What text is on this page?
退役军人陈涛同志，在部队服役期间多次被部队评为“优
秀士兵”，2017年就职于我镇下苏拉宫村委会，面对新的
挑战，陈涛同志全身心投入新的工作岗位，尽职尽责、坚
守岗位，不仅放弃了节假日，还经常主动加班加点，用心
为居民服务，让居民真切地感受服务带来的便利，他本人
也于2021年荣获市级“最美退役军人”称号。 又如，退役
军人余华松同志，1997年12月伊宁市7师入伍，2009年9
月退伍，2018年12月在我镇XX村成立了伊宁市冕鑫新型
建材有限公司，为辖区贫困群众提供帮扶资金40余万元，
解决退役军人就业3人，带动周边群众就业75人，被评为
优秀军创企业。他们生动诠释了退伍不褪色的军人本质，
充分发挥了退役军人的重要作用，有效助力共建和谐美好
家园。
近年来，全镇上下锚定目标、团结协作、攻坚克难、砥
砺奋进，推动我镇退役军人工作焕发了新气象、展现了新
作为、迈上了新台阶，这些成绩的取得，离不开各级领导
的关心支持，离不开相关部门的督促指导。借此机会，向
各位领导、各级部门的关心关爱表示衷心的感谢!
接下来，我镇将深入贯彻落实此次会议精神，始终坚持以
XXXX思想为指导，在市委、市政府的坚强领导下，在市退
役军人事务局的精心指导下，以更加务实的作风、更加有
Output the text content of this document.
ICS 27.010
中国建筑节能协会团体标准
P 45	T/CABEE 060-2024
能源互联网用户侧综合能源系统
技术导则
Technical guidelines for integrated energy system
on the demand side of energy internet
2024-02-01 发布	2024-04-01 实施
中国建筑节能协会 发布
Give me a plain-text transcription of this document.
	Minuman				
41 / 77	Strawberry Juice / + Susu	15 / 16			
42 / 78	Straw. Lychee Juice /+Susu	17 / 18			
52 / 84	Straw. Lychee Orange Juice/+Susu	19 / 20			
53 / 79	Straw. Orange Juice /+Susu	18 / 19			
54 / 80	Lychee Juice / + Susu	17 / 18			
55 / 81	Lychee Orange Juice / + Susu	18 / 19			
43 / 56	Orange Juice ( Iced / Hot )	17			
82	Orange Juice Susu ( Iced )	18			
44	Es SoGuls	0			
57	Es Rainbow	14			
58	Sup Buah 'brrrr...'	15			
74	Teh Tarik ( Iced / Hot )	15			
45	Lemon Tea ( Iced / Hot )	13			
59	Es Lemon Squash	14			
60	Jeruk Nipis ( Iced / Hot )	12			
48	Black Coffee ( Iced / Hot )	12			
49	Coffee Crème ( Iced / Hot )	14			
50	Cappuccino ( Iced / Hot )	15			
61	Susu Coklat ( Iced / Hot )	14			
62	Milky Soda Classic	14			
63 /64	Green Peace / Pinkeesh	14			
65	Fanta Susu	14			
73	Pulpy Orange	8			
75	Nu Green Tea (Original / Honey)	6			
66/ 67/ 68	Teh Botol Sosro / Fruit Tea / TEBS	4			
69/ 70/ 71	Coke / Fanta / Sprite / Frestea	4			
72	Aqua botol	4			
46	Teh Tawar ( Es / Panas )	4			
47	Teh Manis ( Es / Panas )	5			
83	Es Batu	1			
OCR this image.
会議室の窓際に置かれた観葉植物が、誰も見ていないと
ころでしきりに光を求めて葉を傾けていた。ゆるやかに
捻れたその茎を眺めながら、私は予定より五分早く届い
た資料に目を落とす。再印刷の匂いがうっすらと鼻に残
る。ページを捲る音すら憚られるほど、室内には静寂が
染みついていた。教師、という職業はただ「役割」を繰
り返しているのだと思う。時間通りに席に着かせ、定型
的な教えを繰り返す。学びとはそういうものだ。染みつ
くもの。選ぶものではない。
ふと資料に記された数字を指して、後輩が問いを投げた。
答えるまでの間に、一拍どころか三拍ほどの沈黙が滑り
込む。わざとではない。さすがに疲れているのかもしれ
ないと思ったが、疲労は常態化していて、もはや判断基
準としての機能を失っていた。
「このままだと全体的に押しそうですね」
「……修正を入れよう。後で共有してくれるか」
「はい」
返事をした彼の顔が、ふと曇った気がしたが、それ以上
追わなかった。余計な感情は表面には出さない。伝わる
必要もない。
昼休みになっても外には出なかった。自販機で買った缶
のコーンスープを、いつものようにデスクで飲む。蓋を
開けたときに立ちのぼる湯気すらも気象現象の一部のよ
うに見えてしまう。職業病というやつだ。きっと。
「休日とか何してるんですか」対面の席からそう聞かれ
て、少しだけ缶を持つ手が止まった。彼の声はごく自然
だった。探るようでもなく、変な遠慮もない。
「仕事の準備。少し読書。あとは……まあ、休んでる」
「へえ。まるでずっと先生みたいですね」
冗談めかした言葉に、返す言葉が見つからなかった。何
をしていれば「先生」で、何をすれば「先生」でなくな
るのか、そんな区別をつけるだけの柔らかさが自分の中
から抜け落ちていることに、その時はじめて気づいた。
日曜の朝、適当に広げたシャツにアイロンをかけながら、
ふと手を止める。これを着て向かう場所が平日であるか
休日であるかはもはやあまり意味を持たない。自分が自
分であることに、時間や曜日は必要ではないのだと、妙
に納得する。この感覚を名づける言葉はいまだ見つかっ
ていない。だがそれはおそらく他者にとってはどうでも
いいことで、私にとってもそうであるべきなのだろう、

══════

■ REQUIREMENT ■
The records above should be returned exactly.

■ TASK SOLUTION ■
What text is on this page?
退役军人陈涛同志，在部队服役期间多次被部队评为“优
秀士兵”，2017年就职于我镇下苏拉宫村委会，面对新的
挑战，陈涛同志全身心投入新的工作岗位，尽职尽责、坚
守岗位，不仅放弃了节假日，还经常主动加班加点，用心
为居民服务，让居民真切地感受服务带来的便利，他本人
也于2021年荣获市级“最美退役军人”称号。 又如，退役
军人余华松同志，1997年12月伊宁市7师入伍，2009年9
月退伍，2018年12月在我镇XX村成立了伊宁市冕鑫新型
建材有限公司，为辖区贫困群众提供帮扶资金40余万元，
解决退役军人就业3人，带动周边群众就业75人，被评为
优秀军创企业。他们生动诠释了退伍不褪色的军人本质，
充分发挥了退役军人的重要作用，有效助力共建和谐美好
家园。
近年来，全镇上下锚定目标、团结协作、攻坚克难、砥
砺奋进，推动我镇退役军人工作焕发了新气象、展现了新
作为、迈上了新台阶，这些成绩的取得，离不开各级领导
的关心支持，离不开相关部门的督促指导。借此机会，向
各位领导、各级部门的关心关爱表示衷心的感谢!
接下来，我镇将深入贯彻落实此次会议精神，始终坚持以
XXXX思想为指导，在市委、市政府的坚强领导下，在市退
役军人事务局的精心指导下，以更加务实的作风、更加有
Output the text content of this document.
ICS 27.010
中国建筑节能协会团体标准
P 45	T/CABEE 060-2024
能源互联网用户侧综合能源系统
技术导则
Technical guidelines for integrated energy system
on the demand side of energy internet
2024-02-01 发布	2024-04-01 实施
中国建筑节能协会 发布
Give me a plain-text transcription of this document.
	Minuman				
41 / 77	Strawberry Juice / + Susu	15 / 16			
42 / 78	Straw. Lychee Juice /+Susu	17 / 18			
52 / 84	Straw. Lychee Orange Juice/+Susu	19 / 20			
53 / 79	Straw. Orange Juice /+Susu	18 / 19			
54 / 80	Lychee Juice / + Susu	17 / 18			
55 / 81	Lychee Orange Juice / + Susu	18 / 19			
43 / 56	Orange Juice ( Iced / Hot )	17			
82	Orange Juice Susu ( Iced )	18			
44	Es SoGuls	0			
57	Es Rainbow	14			
58	Sup Buah 'brrrr...'	15			
74	Teh Tarik ( Iced / Hot )	15			
45	Lemon Tea ( Iced / Hot )	13			
59	Es Lemon Squash	14			
60	Jeruk Nipis ( Iced / Hot )	12			
48	Black Coffee ( Iced / Hot )	12			
49	Coffee Crème ( Iced / Hot )	14			
50	Cappuccino ( Iced / Hot )	15			
61	Susu Coklat ( Iced / Hot )	14			
62	Milky Soda Classic	14			
63 /64	Green Peace / Pinkeesh	14			
65	Fanta Susu	14			
73	Pulpy Orange	8			
75	Nu Green Tea (Original / Honey)	6			
66/ 67/ 68	Teh Botol Sosro / Fruit Tea / TEBS	4			
69/ 70/ 71	Coke / Fanta / Sprite / Frestea	4			
72	Aqua botol	4			
46	Teh Tawar ( Es / Panas )	4			
47	Teh Manis ( Es / Panas )	5			
83	Es Batu	1			
OCR this image.
会議室の窓際に置かれた観葉植物が、誰も見ていないと
ころでしきりに光を求めて葉を傾けていた。ゆるやかに
捻れたその茎を眺めながら、私は予定より五分早く届い
た資料に目を落とす。再印刷の匂いがうっすらと鼻に残
る。ページを捲る音すら憚られるほど、室内には静寂が
染みついていた。教師、という職業はただ「役割」を繰
り返しているのだと思う。時間通りに席に着かせ、定型
的な教えを繰り返す。学びとはそういうものだ。染みつ
くもの。選ぶものではない。
ふと資料に記された数字を指して、後輩が問いを投げた。
答えるまでの間に、一拍どころか三拍ほどの沈黙が滑り
込む。わざとではない。さすがに疲れているのかもしれ
ないと思ったが、疲労は常態化していて、もはや判断基
準としての機能を失っていた。
「このままだと全体的に押しそうですね」
「……修正を入れよう。後で共有してくれるか」
「はい」
返事をした彼の顔が、ふと曇った気がしたが、それ以上
追わなかった。余計な感情は表面には出さない。伝わる
必要もない。
昼休みになっても外には出なかった。自販機で買った缶
のコーンスープを、いつものようにデスクで飲む。蓋を
開けたときに立ちのぼる湯気すらも気象現象の一部のよ
うに見えてしまう。職業病というやつだ。きっと。
「休日とか何してるんですか」対面の席からそう聞かれ
て、少しだけ缶を持つ手が止まった。彼の声はごく自然
だった。探るようでもなく、変な遠慮もない。
「仕事の準備。少し読書。あとは……まあ、休んでる」
「へえ。まるでずっと先生みたいですね」
冗談めかした言葉に、返す言葉が見つからなかった。何
をしていれば「先生」で、何をすれば「先生」でなくな
るのか、そんな区別をつけるだけの柔らかさが自分の中
から抜け落ちていることに、その時はじめて気づいた。
日曜の朝、適当に広げたシャツにアイロンをかけながら、
ふと手を止める。これを着て向かう場所が平日であるか
休日であるかはもはやあまり意味を持たない。自分が自
分であることに、時間や曜日は必要ではないのだと、妙
に納得する。この感覚を名づける言葉はいまだ見つかっ
ていない。だがそれはおそらく他者にとってはどうでも
いいことで、私にとってもそうであるべきなのだろう、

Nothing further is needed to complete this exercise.